- _Instructions for the task_
Sift the material for lines containing "text", and return them.

- _Supplied material_
========

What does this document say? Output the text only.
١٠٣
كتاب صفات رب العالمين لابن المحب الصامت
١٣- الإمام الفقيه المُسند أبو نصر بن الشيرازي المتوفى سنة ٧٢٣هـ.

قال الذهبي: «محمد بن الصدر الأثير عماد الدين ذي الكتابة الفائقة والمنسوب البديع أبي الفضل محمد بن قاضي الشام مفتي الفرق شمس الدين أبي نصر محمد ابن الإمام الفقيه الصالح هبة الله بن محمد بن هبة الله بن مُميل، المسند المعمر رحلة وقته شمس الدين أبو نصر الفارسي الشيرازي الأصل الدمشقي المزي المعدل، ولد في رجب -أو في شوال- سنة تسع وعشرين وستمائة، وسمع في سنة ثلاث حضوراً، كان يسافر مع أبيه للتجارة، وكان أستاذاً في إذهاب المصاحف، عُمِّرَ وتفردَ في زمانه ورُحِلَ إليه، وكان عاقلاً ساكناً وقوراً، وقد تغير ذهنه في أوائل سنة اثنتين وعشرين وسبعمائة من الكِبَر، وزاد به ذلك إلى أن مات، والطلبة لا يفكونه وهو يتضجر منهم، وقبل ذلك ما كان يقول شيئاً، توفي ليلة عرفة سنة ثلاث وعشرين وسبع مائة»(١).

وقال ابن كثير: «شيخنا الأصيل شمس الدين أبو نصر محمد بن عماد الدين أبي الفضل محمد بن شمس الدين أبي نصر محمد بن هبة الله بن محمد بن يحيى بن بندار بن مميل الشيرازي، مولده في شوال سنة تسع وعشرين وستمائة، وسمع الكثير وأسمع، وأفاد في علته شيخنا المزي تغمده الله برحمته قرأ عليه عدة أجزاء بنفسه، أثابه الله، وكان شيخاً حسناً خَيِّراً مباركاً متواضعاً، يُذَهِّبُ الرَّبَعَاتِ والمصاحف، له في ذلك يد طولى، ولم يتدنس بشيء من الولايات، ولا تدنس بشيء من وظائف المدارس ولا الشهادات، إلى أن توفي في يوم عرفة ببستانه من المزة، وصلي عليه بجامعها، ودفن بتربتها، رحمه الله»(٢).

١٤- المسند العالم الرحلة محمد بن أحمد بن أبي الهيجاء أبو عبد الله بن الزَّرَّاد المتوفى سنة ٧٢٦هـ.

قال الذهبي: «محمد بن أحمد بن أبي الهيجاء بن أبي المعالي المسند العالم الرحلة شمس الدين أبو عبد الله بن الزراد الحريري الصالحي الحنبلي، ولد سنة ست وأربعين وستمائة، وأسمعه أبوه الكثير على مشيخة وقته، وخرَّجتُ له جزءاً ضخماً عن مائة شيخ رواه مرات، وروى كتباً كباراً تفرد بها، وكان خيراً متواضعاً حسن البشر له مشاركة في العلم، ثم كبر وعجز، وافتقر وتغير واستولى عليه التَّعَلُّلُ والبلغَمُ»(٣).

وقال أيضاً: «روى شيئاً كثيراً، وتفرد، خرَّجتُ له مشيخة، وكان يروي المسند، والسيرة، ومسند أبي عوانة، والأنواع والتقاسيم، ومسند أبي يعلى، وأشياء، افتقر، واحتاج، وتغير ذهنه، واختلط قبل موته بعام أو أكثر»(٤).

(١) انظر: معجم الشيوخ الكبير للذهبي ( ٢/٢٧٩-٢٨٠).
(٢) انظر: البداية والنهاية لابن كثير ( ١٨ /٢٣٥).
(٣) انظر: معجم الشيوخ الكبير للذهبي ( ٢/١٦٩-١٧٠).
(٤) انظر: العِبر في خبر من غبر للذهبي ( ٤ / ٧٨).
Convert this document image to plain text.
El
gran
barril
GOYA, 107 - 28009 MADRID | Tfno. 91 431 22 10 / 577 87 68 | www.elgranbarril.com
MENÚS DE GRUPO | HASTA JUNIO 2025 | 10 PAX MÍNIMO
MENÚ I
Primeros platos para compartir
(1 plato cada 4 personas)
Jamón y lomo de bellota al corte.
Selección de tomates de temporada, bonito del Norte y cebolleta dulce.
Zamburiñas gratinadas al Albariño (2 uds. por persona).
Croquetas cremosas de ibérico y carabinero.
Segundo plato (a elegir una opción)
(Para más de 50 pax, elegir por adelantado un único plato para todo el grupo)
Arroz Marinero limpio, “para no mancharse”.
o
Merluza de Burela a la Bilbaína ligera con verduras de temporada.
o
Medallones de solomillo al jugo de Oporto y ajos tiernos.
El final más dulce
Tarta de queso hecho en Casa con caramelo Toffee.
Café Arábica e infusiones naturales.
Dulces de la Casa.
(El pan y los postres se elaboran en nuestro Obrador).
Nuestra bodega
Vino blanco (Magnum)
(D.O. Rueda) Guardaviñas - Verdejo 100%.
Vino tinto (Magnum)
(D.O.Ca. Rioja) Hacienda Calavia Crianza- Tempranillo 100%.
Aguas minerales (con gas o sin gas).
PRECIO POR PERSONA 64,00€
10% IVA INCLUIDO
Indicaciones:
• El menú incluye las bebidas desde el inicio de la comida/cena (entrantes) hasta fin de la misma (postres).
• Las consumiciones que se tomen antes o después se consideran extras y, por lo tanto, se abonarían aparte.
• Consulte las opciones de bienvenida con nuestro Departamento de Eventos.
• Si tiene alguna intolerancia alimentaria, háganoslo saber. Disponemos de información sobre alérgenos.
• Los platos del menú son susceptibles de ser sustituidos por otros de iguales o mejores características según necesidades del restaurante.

========

- _Output_
What does this document say? Output the text only.
Convert this document image to plain text.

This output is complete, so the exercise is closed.